Please output the entries below from the line that contains "Type out the text in this image." through the final line, reproduced exactly and alone.

###

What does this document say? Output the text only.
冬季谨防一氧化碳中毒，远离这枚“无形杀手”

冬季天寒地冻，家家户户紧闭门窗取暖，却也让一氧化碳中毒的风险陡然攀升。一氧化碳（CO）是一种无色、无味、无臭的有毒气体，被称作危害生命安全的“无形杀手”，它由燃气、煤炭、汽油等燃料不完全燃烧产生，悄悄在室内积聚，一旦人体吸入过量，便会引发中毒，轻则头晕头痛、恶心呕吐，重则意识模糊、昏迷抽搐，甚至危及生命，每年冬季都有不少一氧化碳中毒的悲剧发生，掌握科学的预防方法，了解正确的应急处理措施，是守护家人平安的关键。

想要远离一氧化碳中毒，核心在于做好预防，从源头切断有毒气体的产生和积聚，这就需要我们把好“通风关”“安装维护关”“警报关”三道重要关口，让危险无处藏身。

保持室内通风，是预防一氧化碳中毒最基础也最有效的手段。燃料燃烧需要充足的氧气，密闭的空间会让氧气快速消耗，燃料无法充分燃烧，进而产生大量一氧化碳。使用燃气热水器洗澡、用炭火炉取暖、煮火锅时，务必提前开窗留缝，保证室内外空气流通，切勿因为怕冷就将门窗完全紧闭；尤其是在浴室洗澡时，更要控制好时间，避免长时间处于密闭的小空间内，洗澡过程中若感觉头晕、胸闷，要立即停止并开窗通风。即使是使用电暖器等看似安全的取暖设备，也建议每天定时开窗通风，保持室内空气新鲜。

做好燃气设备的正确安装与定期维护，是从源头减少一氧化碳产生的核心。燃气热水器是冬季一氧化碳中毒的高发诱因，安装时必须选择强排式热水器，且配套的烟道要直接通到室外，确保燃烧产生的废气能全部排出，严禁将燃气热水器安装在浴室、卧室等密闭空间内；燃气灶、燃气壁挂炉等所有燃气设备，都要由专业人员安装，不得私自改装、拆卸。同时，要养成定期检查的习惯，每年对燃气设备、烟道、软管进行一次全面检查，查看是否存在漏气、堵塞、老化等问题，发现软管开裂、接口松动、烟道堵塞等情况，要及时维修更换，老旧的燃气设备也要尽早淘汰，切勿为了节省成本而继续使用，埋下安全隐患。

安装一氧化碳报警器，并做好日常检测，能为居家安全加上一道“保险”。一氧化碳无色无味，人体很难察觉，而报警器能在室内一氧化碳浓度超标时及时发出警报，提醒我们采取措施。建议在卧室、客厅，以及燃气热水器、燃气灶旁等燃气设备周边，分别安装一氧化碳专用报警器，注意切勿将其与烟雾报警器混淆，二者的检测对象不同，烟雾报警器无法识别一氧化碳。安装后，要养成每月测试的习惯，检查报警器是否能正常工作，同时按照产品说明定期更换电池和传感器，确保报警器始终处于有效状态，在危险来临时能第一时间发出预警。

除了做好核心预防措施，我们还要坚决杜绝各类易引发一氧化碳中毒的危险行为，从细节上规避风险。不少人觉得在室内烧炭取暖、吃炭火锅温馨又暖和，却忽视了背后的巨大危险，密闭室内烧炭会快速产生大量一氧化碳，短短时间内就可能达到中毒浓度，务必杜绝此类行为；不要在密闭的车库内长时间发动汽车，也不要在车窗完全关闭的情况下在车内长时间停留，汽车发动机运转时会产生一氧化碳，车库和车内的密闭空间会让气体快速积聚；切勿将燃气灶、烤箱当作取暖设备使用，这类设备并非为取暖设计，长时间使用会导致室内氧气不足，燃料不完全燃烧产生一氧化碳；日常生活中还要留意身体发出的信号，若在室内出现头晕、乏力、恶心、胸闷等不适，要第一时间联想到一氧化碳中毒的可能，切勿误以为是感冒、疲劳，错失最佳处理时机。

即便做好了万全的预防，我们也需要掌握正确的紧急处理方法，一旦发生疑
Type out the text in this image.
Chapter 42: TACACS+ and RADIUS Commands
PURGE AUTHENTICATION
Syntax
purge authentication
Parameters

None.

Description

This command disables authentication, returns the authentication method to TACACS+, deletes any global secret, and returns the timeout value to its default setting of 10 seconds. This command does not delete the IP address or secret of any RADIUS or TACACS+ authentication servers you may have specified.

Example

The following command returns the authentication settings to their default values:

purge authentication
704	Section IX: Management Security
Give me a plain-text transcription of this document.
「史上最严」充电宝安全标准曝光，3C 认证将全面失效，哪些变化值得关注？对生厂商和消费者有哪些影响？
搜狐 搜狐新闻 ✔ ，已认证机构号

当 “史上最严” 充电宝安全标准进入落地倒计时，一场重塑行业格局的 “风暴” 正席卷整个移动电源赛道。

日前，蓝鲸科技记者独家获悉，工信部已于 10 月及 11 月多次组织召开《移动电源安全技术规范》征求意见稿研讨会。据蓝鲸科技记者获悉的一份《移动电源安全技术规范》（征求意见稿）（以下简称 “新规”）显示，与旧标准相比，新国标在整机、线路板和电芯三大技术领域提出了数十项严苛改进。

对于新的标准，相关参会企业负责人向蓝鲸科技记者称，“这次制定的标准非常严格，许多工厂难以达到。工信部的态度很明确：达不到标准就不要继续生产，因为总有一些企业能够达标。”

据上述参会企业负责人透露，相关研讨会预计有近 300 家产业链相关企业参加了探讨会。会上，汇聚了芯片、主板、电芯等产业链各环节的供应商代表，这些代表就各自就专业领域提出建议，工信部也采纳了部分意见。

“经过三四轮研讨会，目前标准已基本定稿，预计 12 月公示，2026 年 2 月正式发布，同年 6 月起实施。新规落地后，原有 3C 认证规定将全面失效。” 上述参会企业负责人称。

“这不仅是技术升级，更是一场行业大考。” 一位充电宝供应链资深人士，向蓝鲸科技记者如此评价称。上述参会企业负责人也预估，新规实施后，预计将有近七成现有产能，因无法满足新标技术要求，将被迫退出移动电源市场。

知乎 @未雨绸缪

###

__Answer in full__:
Type out the text in this image.
Chapter 42: TACACS+ and RADIUS Commands
PURGE AUTHENTICATION
Syntax
purge authentication
Parameters

None.

Description

This command disables authentication, returns the authentication method to TACACS+, deletes any global secret, and returns the timeout value to its default setting of 10 seconds. This command does not delete the IP address or secret of any RADIUS or TACACS+ authentication servers you may have specified.

Example

The following command returns the authentication settings to their default values:

purge authentication
704	Section IX: Management Security
Give me a plain-text transcription of this document.
「史上最严」充电宝安全标准曝光，3C 认证将全面失效，哪些变化值得关注？对生厂商和消费者有哪些影响？
搜狐 搜狐新闻 ✔ ，已认证机构号

当 “史上最严” 充电宝安全标准进入落地倒计时，一场重塑行业格局的 “风暴” 正席卷整个移动电源赛道。

日前，蓝鲸科技记者独家获悉，工信部已于 10 月及 11 月多次组织召开《移动电源安全技术规范》征求意见稿研讨会。据蓝鲸科技记者获悉的一份《移动电源安全技术规范》（征求意见稿）（以下简称 “新规”）显示，与旧标准相比，新国标在整机、线路板和电芯三大技术领域提出了数十项严苛改进。

对于新的标准，相关参会企业负责人向蓝鲸科技记者称，“这次制定的标准非常严格，许多工厂难以达到。工信部的态度很明确：达不到标准就不要继续生产，因为总有一些企业能够达标。”

据上述参会企业负责人透露，相关研讨会预计有近 300 家产业链相关企业参加了探讨会。会上，汇聚了芯片、主板、电芯等产业链各环节的供应商代表，这些代表就各自就专业领域提出建议，工信部也采纳了部分意见。

“经过三四轮研讨会，目前标准已基本定稿，预计 12 月公示，2026 年 2 月正式发布，同年 6 月起实施。新规落地后，原有 3C 认证规定将全面失效。” 上述参会企业负责人称。

“这不仅是技术升级，更是一场行业大考。” 一位充电宝供应链资深人士，向蓝鲸科技记者如此评价称。上述参会企业负责人也预估，新规实施后，预计将有近七成现有产能，因无法满足新标技术要求，将被迫退出移动电源市场。

知乎 @未雨绸缪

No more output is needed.